# Set task
Return all lines where the word "Angle" can be found.

# Records for processing
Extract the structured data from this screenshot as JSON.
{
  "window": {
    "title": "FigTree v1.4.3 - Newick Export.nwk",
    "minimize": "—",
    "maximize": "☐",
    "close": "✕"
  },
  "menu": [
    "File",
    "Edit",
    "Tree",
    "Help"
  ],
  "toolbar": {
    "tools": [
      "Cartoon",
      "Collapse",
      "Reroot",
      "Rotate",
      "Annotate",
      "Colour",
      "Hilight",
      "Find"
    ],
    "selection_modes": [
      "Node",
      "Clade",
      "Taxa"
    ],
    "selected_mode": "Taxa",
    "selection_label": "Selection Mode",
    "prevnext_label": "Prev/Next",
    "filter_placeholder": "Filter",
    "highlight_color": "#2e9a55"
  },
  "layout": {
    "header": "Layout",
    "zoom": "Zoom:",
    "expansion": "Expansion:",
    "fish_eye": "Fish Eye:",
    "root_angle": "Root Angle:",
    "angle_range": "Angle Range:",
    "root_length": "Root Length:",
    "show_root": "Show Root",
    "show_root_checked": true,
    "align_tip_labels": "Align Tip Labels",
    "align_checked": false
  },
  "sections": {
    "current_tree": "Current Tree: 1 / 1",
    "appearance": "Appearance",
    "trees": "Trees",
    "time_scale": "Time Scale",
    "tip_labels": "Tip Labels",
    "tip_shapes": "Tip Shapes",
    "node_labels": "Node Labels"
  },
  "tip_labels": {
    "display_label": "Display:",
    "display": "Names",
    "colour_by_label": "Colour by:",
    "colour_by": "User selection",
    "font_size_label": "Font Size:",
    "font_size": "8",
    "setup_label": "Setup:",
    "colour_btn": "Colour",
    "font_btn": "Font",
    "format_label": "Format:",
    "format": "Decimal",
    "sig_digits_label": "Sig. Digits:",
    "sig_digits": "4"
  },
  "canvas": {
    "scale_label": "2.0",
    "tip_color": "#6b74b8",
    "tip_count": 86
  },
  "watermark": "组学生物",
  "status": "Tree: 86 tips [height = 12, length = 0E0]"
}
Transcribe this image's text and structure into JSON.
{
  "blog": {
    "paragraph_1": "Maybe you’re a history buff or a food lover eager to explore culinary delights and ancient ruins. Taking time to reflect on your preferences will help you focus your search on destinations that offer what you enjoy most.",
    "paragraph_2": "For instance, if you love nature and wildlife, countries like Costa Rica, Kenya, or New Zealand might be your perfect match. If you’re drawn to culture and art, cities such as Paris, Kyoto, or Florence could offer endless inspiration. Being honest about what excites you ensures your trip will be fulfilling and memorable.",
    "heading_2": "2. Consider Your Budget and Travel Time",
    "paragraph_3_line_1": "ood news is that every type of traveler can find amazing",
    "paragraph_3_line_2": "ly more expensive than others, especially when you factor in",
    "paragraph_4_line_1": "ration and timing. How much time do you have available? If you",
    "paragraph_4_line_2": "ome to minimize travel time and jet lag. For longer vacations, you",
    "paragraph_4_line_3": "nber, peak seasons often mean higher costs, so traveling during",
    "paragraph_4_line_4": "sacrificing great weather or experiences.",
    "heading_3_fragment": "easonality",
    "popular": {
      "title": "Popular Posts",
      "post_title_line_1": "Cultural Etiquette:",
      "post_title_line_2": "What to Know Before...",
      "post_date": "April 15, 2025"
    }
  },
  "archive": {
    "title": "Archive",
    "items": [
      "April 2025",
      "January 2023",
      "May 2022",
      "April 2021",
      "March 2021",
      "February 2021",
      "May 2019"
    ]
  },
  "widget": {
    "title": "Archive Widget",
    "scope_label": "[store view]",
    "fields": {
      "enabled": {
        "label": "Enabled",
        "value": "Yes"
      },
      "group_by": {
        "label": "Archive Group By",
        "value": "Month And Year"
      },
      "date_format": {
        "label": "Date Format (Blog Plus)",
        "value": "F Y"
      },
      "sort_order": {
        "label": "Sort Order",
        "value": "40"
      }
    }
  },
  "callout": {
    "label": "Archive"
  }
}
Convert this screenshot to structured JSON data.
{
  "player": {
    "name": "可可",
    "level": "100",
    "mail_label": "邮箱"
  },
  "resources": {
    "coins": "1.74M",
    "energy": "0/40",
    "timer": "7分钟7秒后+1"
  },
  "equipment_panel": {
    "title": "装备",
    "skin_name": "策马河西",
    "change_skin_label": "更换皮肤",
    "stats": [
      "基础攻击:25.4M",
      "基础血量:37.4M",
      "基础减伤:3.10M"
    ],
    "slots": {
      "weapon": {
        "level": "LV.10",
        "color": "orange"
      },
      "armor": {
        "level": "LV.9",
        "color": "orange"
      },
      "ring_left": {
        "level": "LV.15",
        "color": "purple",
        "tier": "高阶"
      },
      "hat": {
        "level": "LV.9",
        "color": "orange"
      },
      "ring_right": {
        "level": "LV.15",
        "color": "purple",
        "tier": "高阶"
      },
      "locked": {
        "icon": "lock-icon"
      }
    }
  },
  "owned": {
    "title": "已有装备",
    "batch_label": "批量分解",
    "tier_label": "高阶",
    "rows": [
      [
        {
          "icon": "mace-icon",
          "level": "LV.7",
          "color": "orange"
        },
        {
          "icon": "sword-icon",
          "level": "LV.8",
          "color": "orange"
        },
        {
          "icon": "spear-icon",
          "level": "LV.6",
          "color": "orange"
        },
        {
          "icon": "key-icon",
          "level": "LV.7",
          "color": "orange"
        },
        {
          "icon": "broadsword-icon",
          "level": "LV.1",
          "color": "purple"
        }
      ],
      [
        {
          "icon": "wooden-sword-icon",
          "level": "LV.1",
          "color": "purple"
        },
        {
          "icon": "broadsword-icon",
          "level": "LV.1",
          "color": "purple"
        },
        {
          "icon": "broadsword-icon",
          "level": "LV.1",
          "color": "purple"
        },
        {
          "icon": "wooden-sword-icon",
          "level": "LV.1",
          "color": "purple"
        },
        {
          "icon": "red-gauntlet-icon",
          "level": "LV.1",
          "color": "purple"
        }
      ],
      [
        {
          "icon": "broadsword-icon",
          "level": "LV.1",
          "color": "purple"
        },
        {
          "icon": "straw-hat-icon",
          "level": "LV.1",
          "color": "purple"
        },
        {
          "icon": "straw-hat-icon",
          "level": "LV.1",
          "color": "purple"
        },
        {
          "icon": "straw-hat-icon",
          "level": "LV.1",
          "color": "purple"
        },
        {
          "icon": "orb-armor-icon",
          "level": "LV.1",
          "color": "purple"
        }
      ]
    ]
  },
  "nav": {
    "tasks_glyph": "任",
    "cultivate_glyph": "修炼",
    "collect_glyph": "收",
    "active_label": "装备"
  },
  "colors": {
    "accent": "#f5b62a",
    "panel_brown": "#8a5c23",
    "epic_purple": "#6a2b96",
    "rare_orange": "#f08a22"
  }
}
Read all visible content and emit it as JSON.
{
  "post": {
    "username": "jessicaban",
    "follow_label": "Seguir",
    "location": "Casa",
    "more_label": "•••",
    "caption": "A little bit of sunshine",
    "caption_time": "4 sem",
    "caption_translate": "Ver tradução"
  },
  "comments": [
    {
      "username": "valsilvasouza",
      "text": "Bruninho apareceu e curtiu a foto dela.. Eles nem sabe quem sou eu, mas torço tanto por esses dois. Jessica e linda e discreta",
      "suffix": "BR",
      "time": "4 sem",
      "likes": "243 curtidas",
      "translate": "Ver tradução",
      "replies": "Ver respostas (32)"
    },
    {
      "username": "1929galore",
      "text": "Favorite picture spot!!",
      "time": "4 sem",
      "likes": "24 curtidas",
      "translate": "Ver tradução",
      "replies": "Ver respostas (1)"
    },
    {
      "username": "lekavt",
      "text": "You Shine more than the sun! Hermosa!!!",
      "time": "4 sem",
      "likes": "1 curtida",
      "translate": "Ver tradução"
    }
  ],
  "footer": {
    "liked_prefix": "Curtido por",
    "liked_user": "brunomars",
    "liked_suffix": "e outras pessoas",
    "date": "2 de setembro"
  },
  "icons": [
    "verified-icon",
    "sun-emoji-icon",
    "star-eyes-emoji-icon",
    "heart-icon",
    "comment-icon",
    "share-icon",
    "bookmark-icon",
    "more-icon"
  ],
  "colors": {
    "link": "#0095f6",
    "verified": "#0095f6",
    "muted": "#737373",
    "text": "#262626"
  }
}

# Answer to the problem
    "root_angle": "Root Angle:",
    "angle_range": "Angle Range:",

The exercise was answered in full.